■ Problem description
Write out exactly the lines running from the one with "Serialize everything readable" to the end of the data, including both of those lines and excluding pictures.

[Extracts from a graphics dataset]
_ _ _ _

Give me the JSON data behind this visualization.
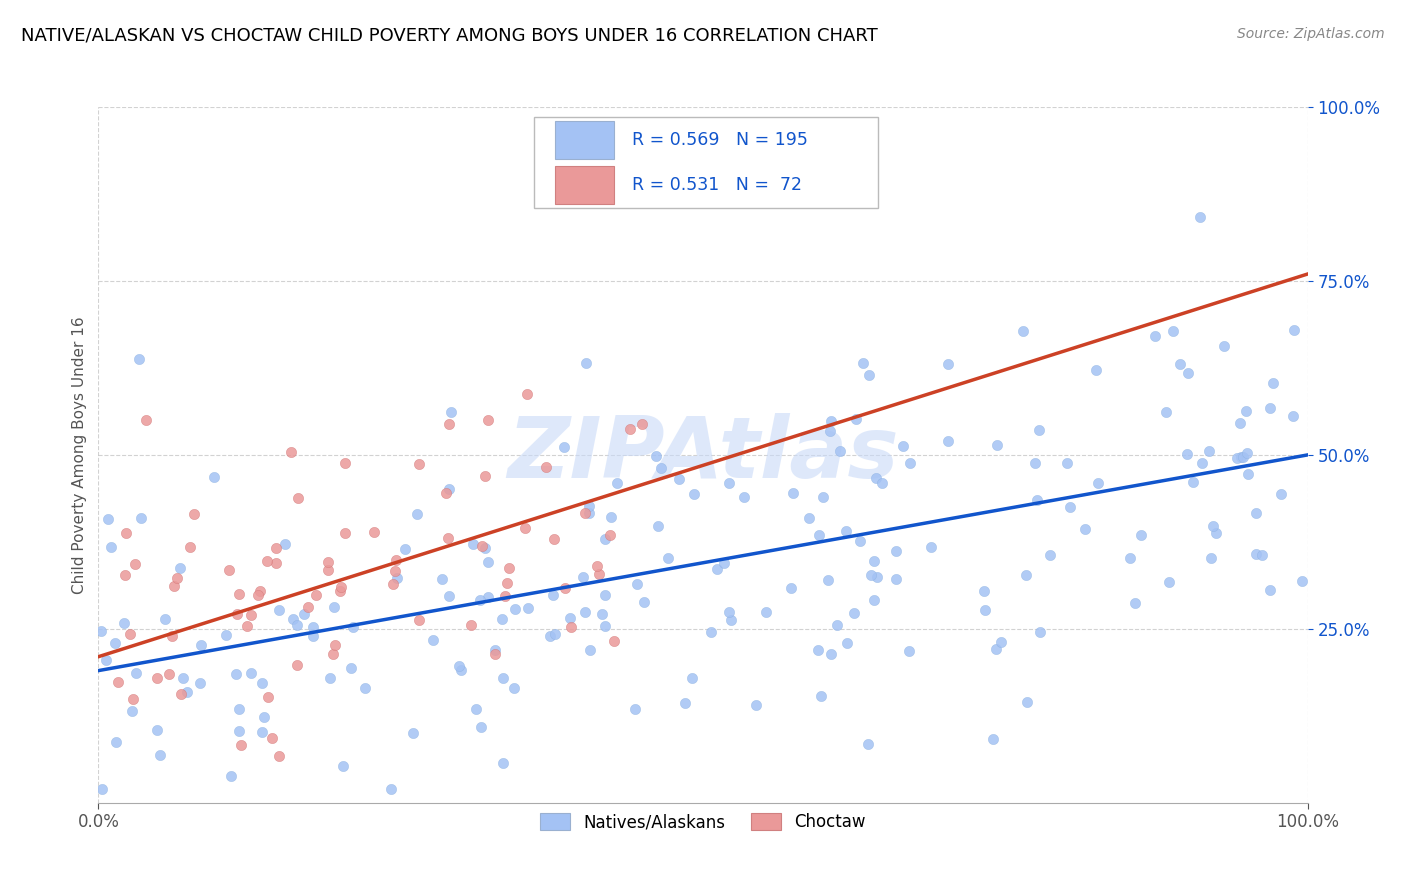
{
  "title": "NATIVE/ALASKAN VS CHOCTAW CHILD POVERTY AMONG BOYS UNDER 16 CORRELATION CHART",
  "source": "Source: ZipAtlas.com",
  "ylabel": "Child Poverty Among Boys Under 16",
  "xlim": [
    0.0,
    1.0
  ],
  "ylim": [
    0.0,
    1.0
  ],
  "ytick_labels": [
    "25.0%",
    "50.0%",
    "75.0%",
    "100.0%"
  ],
  "ytick_positions": [
    0.25,
    0.5,
    0.75,
    1.0
  ],
  "blue_color": "#a4c2f4",
  "pink_color": "#ea9999",
  "blue_line_color": "#1155cc",
  "pink_line_color": "#cc4125",
  "R_blue": 0.569,
  "N_blue": 195,
  "R_pink": 0.531,
  "N_pink": 72,
  "legend_label_blue": "Natives/Alaskans",
  "legend_label_pink": "Choctaw",
  "title_color": "#000000",
  "source_color": "#888888",
  "stat_color": "#1155cc",
  "grid_color": "#c0c0c0",
  "background_color": "#ffffff",
  "blue_line_y0": 0.19,
  "blue_line_y1": 0.5,
  "pink_line_y0": 0.21,
  "pink_line_y1": 0.76,
  "watermark_color": "#c9daf8",
  "seed_blue": 12,
  "seed_pink": 77
}
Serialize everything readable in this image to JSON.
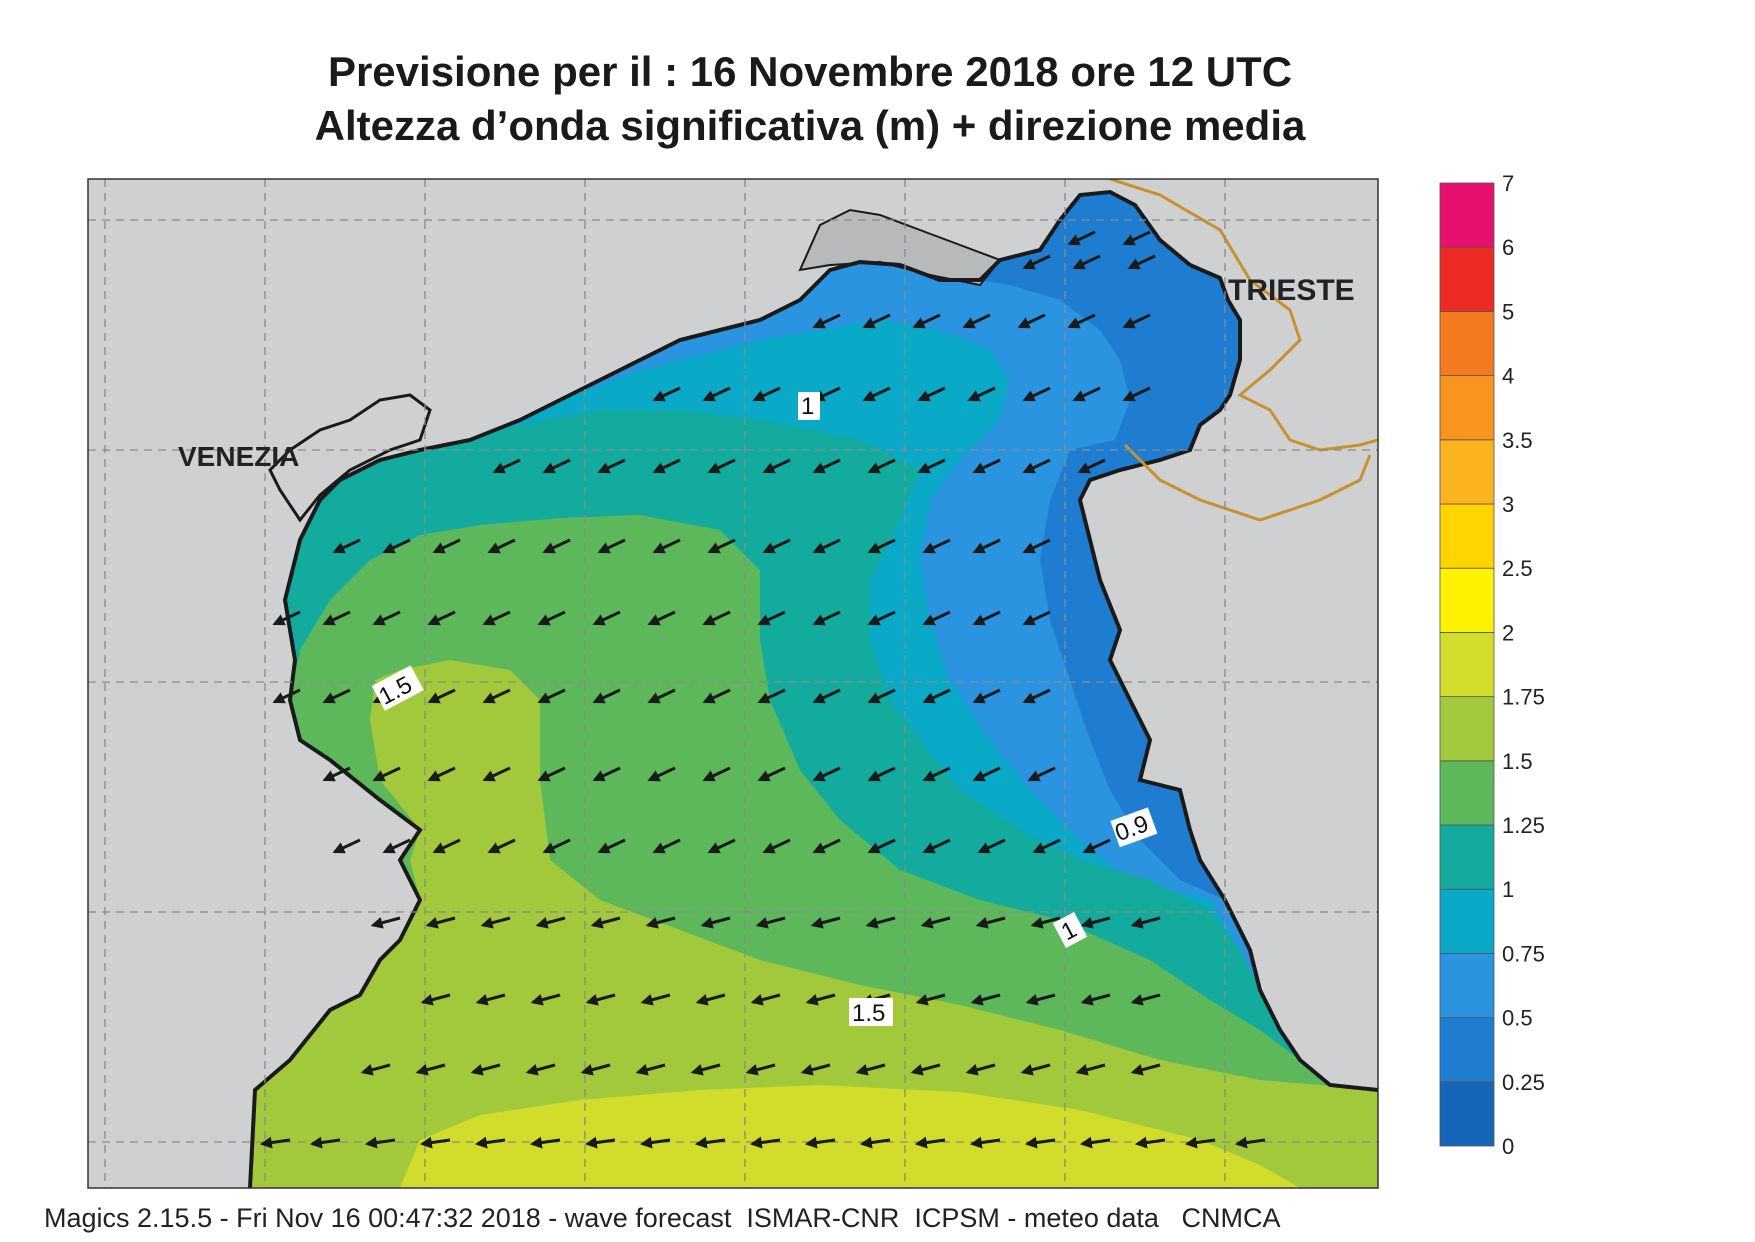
{
  "title_line1": "Previsione per il  :  16 Novembre  2018   ore 12 UTC",
  "title_line2": "Altezza d’onda significativa (m) + direzione media",
  "places": [
    {
      "name": "VENEZIA"
    },
    {
      "name": "TRIESTE"
    }
  ],
  "contour_labels": [
    "1",
    "1.5",
    "0.9",
    "1",
    "1.5"
  ],
  "legend": {
    "ticks": [
      "0",
      "0.25",
      "0.5",
      "0.75",
      "1",
      "1.25",
      "1.5",
      "1.75",
      "2",
      "2.5",
      "3",
      "3.5",
      "4",
      "5",
      "6",
      "7"
    ],
    "colors": [
      "#1565b8",
      "#1e7dd0",
      "#2b94e0",
      "#0aa9c8",
      "#12ab9e",
      "#5cb85a",
      "#a2c93c",
      "#d2dc2a",
      "#fff200",
      "#ffd400",
      "#fbb31e",
      "#f8951e",
      "#f47a20",
      "#ee2a24",
      "#e8106e"
    ]
  },
  "colors": {
    "land": "#cfd0d2",
    "coast": "#1a1a1a",
    "border": "#c8912b",
    "arrow": "#1a1a1a",
    "grid": "#8a8a8a"
  },
  "wave_direction": "toward west-southwest",
  "footer": "Magics 2.15.5 - Fri Nov 16 00:47:32 2018 - wave forecast  ISMAR-CNR  ICPSM - meteo data   CNMCA"
}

_ _ _ _

■ In response
Serialize everything readable in this image to JSON.
{
  "title_line1": "Previsione per il  :  16 Novembre  2018   ore 12 UTC",
  "title_line2": "Altezza d’onda significativa (m) + direzione media",
  "places": [
    {
      "name": "VENEZIA"
    },
    {
      "name": "TRIESTE"
    }
  ],
  "contour_labels": [
    "1",
    "1.5",
    "0.9",
    "1",
    "1.5"
  ],
  "legend": {
    "ticks": [
      "0",
      "0.25",
      "0.5",
      "0.75",
      "1",
      "1.25",
      "1.5",
      "1.75",
      "2",
      "2.5",
      "3",
      "3.5",
      "4",
      "5",
      "6",
      "7"
    ],
    "colors": [
      "#1565b8",
      "#1e7dd0",
      "#2b94e0",
      "#0aa9c8",
      "#12ab9e",
      "#5cb85a",
      "#a2c93c",
      "#d2dc2a",
      "#fff200",
      "#ffd400",
      "#fbb31e",
      "#f8951e",
      "#f47a20",
      "#ee2a24",
      "#e8106e"
    ]
  },
  "colors": {
    "land": "#cfd0d2",
    "coast": "#1a1a1a",
    "border": "#c8912b",
    "arrow": "#1a1a1a",
    "grid": "#8a8a8a"
  },
  "wave_direction": "toward west-southwest",
  "footer": "Magics 2.15.5 - Fri Nov 16 00:47:32 2018 - wave forecast  ISMAR-CNR  ICPSM - meteo data   CNMCA"
}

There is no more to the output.